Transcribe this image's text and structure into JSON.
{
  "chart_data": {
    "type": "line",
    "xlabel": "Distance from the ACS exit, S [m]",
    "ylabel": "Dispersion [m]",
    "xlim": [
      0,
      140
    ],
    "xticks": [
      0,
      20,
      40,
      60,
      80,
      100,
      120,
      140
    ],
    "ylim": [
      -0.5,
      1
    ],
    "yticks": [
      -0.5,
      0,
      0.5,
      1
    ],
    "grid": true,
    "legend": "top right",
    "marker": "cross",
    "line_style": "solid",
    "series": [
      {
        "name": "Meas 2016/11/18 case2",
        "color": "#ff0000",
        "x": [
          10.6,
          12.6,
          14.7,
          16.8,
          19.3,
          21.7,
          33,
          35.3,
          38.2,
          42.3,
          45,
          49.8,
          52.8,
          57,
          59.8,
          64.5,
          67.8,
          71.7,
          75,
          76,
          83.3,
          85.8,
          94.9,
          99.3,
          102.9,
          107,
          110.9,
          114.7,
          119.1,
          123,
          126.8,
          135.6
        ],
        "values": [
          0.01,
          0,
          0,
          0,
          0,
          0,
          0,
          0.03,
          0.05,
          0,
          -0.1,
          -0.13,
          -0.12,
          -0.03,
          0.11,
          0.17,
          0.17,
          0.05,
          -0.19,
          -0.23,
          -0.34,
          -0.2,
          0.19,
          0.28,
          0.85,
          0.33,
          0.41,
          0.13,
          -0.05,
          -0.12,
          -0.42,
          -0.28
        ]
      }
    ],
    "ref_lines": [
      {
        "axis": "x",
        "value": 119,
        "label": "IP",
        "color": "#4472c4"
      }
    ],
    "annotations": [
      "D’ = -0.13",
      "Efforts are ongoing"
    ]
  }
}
**********
_WHAT THIS TASK INVOLVES:_
Write out every record, exactly as written.

_WRITTEN SOLUTION:_
Transcribe this image's text and structure into JSON.
{
  "chart_data": {
    "type": "line",
    "xlabel": "Distance from the ACS exit, S [m]",
    "ylabel": "Dispersion [m]",
    "xlim": [
      0,
      140
    ],
    "xticks": [
      0,
      20,
      40,
      60,
      80,
      100,
      120,
      140
    ],
    "ylim": [
      -0.5,
      1
    ],
    "yticks": [
      -0.5,
      0,
      0.5,
      1
    ],
    "grid": true,
    "legend": "top right",
    "marker": "cross",
    "line_style": "solid",
    "series": [
      {
        "name": "Meas 2016/11/18 case2",
        "color": "#ff0000",
        "x": [
          10.6,
          12.6,
          14.7,
          16.8,
          19.3,
          21.7,
          33,
          35.3,
          38.2,
          42.3,
          45,
          49.8,
          52.8,
          57,
          59.8,
          64.5,
          67.8,
          71.7,
          75,
          76,
          83.3,
          85.8,
          94.9,
          99.3,
          102.9,
          107,
          110.9,
          114.7,
          119.1,
          123,
          126.8,
          135.6
        ],
        "values": [
          0.01,
          0,
          0,
          0,
          0,
          0,
          0,
          0.03,
          0.05,
          0,
          -0.1,
          -0.13,
          -0.12,
          -0.03,
          0.11,
          0.17,
          0.17,
          0.05,
          -0.19,
          -0.23,
          -0.34,
          -0.2,
          0.19,
          0.28,
          0.85,
          0.33,
          0.41,
          0.13,
          -0.05,
          -0.12,
          -0.42,
          -0.28
        ]
      }
    ],
    "ref_lines": [
      {
        "axis": "x",
        "value": 119,
        "label": "IP",
        "color": "#4472c4"
      }
    ],
    "annotations": [
      "D’ = -0.13",
      "Efforts are ongoing"
    ]
  }
}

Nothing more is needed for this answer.